TASK TO CARRY OUT: Each entry that follows must be output without any deviation.

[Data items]
■ ■ ■ ■

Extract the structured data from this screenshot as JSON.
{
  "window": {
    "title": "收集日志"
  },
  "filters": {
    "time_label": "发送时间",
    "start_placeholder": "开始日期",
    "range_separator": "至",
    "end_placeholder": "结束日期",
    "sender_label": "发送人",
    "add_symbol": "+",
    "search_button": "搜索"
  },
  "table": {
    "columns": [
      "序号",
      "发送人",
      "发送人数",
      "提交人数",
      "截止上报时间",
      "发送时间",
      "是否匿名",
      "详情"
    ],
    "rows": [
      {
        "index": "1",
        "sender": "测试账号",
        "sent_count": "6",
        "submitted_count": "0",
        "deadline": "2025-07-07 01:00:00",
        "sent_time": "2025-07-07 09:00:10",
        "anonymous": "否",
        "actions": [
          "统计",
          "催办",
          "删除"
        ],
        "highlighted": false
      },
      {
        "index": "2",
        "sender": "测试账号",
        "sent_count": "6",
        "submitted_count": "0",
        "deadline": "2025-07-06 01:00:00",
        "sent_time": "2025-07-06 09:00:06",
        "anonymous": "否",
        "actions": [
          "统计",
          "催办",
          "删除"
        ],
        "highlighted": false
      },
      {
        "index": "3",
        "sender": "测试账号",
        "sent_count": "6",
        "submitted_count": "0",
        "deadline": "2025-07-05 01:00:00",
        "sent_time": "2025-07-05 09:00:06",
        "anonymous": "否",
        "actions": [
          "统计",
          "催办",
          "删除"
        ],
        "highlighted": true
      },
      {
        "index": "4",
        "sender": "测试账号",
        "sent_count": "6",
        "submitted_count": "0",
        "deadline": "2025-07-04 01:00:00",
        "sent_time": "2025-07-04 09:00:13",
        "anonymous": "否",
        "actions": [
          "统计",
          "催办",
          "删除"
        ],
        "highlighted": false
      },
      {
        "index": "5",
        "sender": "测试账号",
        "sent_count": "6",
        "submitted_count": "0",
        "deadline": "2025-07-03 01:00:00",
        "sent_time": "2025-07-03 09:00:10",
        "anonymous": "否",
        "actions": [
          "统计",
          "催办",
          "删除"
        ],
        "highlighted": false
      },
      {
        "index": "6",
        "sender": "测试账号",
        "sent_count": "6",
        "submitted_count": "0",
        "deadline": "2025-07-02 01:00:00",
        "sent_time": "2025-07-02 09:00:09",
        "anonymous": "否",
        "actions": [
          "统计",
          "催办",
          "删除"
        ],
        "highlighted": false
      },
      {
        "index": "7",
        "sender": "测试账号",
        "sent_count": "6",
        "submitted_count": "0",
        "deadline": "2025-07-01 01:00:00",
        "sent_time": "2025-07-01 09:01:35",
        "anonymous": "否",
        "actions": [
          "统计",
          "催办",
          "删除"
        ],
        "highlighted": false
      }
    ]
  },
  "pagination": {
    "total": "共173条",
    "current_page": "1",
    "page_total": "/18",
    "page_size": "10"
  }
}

■ ■ ■ ■

RIGHT ANSWER:
Extract the structured data from this screenshot as JSON.
{
  "window": {
    "title": "收集日志"
  },
  "filters": {
    "time_label": "发送时间",
    "start_placeholder": "开始日期",
    "range_separator": "至",
    "end_placeholder": "结束日期",
    "sender_label": "发送人",
    "add_symbol": "+",
    "search_button": "搜索"
  },
  "table": {
    "columns": [
      "序号",
      "发送人",
      "发送人数",
      "提交人数",
      "截止上报时间",
      "发送时间",
      "是否匿名",
      "详情"
    ],
    "rows": [
      {
        "index": "1",
        "sender": "测试账号",
        "sent_count": "6",
        "submitted_count": "0",
        "deadline": "2025-07-07 01:00:00",
        "sent_time": "2025-07-07 09:00:10",
        "anonymous": "否",
        "actions": [
          "统计",
          "催办",
          "删除"
        ],
        "highlighted": false
      },
      {
        "index": "2",
        "sender": "测试账号",
        "sent_count": "6",
        "submitted_count": "0",
        "deadline": "2025-07-06 01:00:00",
        "sent_time": "2025-07-06 09:00:06",
        "anonymous": "否",
        "actions": [
          "统计",
          "催办",
          "删除"
        ],
        "highlighted": false
      },
      {
        "index": "3",
        "sender": "测试账号",
        "sent_count": "6",
        "submitted_count": "0",
        "deadline": "2025-07-05 01:00:00",
        "sent_time": "2025-07-05 09:00:06",
        "anonymous": "否",
        "actions": [
          "统计",
          "催办",
          "删除"
        ],
        "highlighted": true
      },
      {
        "index": "4",
        "sender": "测试账号",
        "sent_count": "6",
        "submitted_count": "0",
        "deadline": "2025-07-04 01:00:00",
        "sent_time": "2025-07-04 09:00:13",
        "anonymous": "否",
        "actions": [
          "统计",
          "催办",
          "删除"
        ],
        "highlighted": false
      },
      {
        "index": "5",
        "sender": "测试账号",
        "sent_count": "6",
        "submitted_count": "0",
        "deadline": "2025-07-03 01:00:00",
        "sent_time": "2025-07-03 09:00:10",
        "anonymous": "否",
        "actions": [
          "统计",
          "催办",
          "删除"
        ],
        "highlighted": false
      },
      {
        "index": "6",
        "sender": "测试账号",
        "sent_count": "6",
        "submitted_count": "0",
        "deadline": "2025-07-02 01:00:00",
        "sent_time": "2025-07-02 09:00:09",
        "anonymous": "否",
        "actions": [
          "统计",
          "催办",
          "删除"
        ],
        "highlighted": false
      },
      {
        "index": "7",
        "sender": "测试账号",
        "sent_count": "6",
        "submitted_count": "0",
        "deadline": "2025-07-01 01:00:00",
        "sent_time": "2025-07-01 09:01:35",
        "anonymous": "否",
        "actions": [
          "统计",
          "催办",
          "删除"
        ],
        "highlighted": false
      }
    ]
  },
  "pagination": {
    "total": "共173条",
    "current_page": "1",
    "page_total": "/18",
    "page_size": "10"
  }
}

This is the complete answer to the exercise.